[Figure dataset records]

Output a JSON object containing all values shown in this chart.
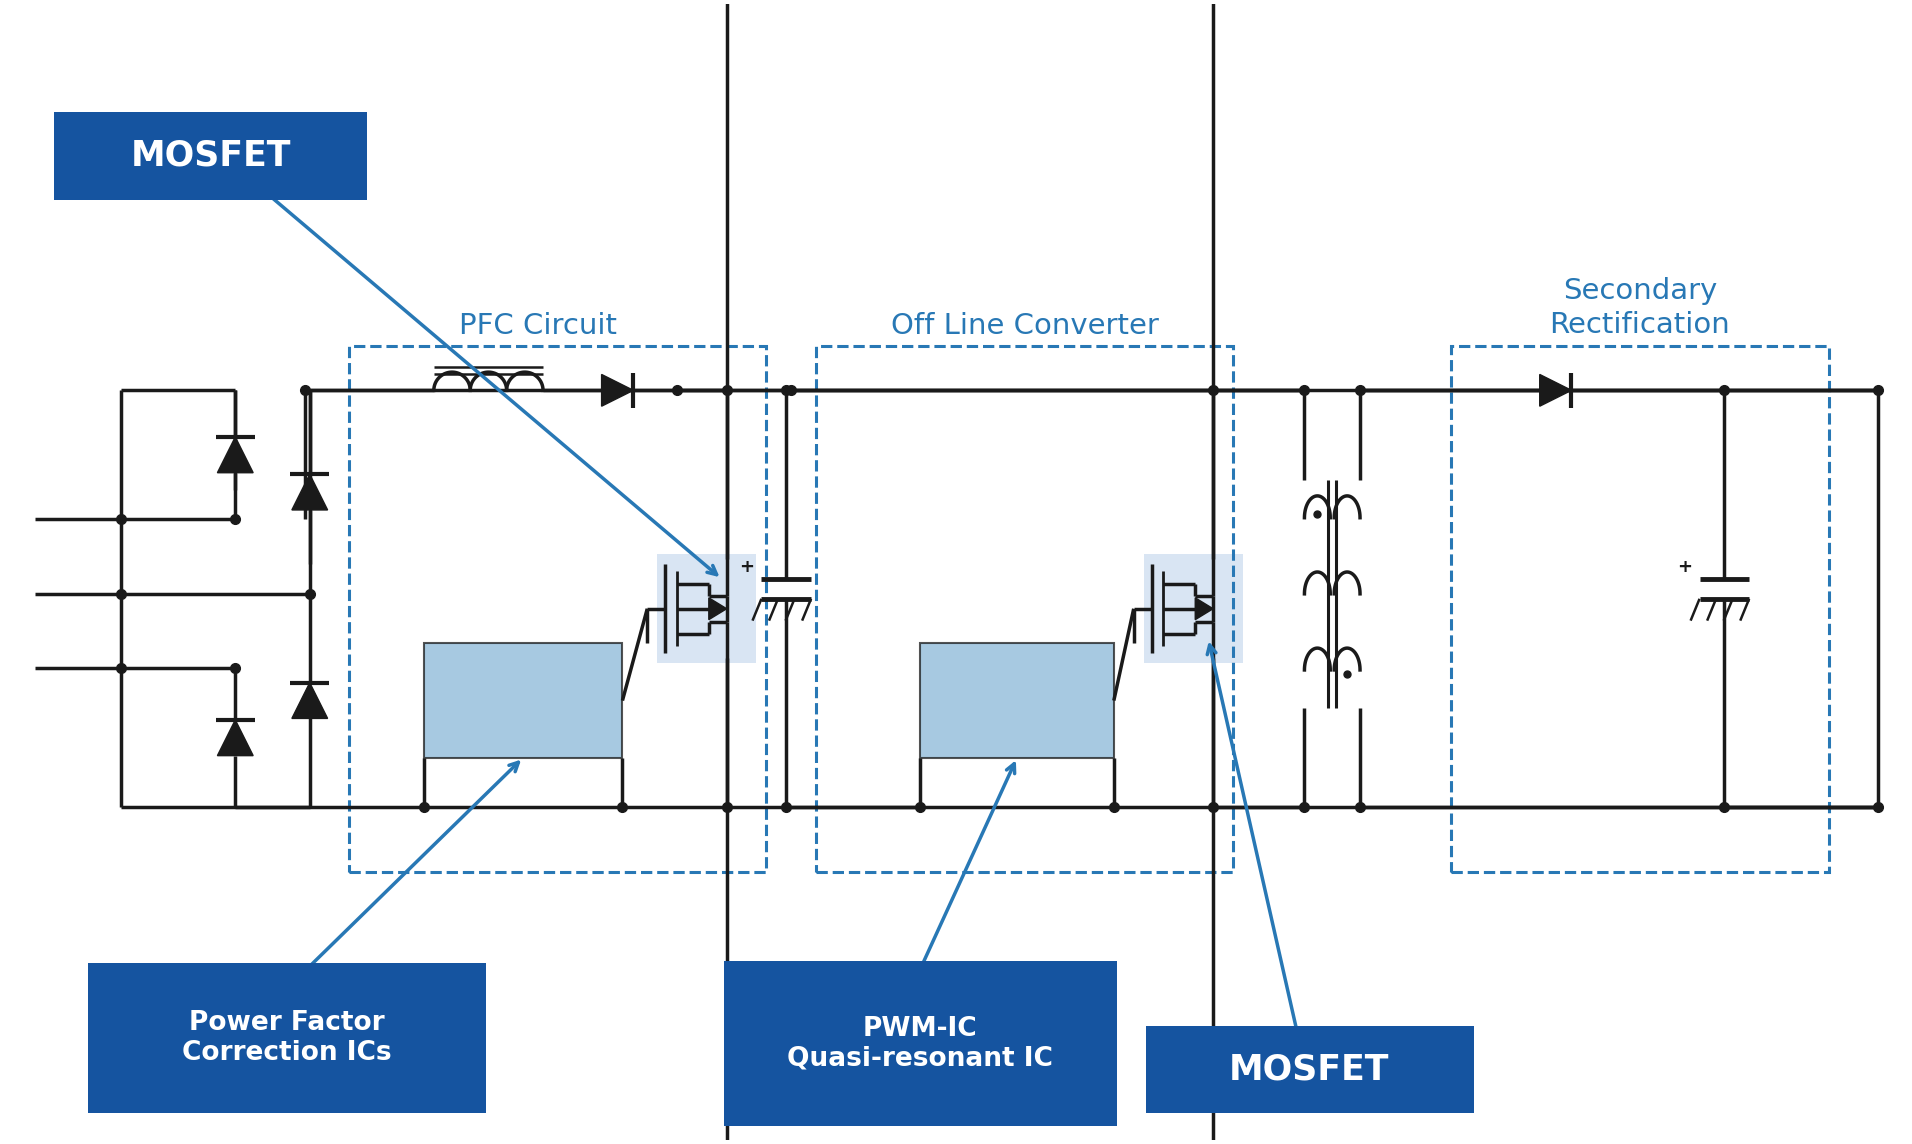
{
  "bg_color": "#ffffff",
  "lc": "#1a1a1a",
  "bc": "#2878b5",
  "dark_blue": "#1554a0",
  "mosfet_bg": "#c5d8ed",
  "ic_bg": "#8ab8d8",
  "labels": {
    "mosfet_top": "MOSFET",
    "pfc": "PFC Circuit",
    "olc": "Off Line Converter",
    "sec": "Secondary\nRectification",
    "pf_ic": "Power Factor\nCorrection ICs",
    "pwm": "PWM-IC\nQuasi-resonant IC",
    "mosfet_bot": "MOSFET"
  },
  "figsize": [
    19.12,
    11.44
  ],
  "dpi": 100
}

■ Required task: Print the listing above in full, exactly as written. Omit any pictures.

■ Written reply:
Output a JSON object containing all values shown in this chart.
{
  "bg_color": "#ffffff",
  "lc": "#1a1a1a",
  "bc": "#2878b5",
  "dark_blue": "#1554a0",
  "mosfet_bg": "#c5d8ed",
  "ic_bg": "#8ab8d8",
  "labels": {
    "mosfet_top": "MOSFET",
    "pfc": "PFC Circuit",
    "olc": "Off Line Converter",
    "sec": "Secondary\nRectification",
    "pf_ic": "Power Factor\nCorrection ICs",
    "pwm": "PWM-IC\nQuasi-resonant IC",
    "mosfet_bot": "MOSFET"
  },
  "figsize": [
    19.12,
    11.44
  ],
  "dpi": 100
}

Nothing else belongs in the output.